WHAT THE EXERCISE ASKS: Write out verbatim the lines of the items that follow, from their first line through the line containing "svg-text:180pF: 180pF — [379, 22, 451, 53]", with both ends included.

Some records:
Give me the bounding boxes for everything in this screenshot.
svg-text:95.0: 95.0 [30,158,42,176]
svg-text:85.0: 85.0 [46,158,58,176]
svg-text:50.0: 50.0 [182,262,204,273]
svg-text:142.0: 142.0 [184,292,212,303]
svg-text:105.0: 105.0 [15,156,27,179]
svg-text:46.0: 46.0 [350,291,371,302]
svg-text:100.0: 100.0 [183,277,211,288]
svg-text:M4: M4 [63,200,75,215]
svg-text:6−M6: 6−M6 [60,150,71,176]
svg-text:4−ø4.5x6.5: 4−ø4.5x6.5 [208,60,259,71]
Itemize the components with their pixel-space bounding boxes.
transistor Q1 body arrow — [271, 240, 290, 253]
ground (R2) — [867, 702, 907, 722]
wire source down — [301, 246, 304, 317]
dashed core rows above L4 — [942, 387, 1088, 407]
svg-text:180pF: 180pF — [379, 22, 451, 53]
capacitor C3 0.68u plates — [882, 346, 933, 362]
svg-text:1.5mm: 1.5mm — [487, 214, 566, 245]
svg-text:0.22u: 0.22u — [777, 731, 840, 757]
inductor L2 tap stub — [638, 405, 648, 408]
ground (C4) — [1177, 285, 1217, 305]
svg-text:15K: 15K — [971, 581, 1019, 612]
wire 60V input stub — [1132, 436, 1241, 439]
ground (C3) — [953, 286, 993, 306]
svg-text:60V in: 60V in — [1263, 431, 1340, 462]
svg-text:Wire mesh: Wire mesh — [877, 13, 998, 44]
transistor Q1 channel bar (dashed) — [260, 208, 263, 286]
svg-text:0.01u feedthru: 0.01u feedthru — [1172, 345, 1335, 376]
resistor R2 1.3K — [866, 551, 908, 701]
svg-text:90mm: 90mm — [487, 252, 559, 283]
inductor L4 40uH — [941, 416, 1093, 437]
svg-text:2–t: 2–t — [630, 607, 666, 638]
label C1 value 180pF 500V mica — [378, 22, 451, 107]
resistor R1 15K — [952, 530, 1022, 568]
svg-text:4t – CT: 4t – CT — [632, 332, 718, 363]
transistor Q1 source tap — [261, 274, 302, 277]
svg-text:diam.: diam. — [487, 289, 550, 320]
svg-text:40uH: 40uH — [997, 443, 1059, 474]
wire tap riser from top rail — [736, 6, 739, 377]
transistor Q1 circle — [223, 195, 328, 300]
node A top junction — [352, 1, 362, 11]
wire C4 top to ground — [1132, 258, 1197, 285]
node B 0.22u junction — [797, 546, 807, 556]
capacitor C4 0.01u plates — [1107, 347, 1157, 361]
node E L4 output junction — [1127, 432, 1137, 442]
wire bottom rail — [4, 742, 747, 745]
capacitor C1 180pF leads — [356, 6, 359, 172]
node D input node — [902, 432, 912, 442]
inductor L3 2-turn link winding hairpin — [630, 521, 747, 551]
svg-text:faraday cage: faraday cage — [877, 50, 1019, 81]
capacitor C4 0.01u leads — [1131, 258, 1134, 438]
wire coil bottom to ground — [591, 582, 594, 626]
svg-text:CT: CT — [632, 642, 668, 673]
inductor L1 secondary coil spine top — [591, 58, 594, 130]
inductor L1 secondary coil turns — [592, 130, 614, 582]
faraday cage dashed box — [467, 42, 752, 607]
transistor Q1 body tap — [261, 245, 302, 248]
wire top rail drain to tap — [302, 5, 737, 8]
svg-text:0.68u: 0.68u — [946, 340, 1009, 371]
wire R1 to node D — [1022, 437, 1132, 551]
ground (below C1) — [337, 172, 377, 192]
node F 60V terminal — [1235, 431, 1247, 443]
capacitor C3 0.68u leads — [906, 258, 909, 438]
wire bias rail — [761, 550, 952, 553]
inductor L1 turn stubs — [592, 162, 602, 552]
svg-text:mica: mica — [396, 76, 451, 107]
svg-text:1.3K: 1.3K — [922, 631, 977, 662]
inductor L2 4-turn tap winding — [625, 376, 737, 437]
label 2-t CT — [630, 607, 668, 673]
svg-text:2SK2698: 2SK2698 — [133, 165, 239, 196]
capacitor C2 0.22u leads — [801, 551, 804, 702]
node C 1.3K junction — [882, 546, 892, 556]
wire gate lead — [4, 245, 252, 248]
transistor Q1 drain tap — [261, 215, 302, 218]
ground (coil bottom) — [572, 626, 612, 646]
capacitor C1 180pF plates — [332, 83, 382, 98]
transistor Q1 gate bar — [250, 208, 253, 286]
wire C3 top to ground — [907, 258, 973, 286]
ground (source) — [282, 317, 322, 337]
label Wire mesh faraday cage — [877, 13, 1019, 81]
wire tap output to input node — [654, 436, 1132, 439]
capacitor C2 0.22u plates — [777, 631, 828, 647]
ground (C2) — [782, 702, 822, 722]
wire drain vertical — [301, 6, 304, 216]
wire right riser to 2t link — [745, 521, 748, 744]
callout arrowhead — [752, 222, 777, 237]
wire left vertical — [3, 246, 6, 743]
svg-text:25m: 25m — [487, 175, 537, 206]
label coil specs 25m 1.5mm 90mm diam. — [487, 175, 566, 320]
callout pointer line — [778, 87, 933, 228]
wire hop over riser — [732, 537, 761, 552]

ANSWER:
Give me the bounding boxes for everything in this screenshot.
svg-text:95.0: 95.0 [30,158,42,176]
svg-text:85.0: 85.0 [46,158,58,176]
svg-text:50.0: 50.0 [182,262,204,273]
svg-text:142.0: 142.0 [184,292,212,303]
svg-text:105.0: 105.0 [15,156,27,179]
svg-text:46.0: 46.0 [350,291,371,302]
svg-text:100.0: 100.0 [183,277,211,288]
svg-text:M4: M4 [63,200,75,215]
svg-text:6−M6: 6−M6 [60,150,71,176]
svg-text:4−ø4.5x6.5: 4−ø4.5x6.5 [208,60,259,71]
Itemize the components with their pixel-space bounding boxes.
transistor Q1 body arrow — [271, 240, 290, 253]
ground (R2) — [867, 702, 907, 722]
wire source down — [301, 246, 304, 317]
dashed core rows above L4 — [942, 387, 1088, 407]
svg-text:180pF: 180pF — [379, 22, 451, 53]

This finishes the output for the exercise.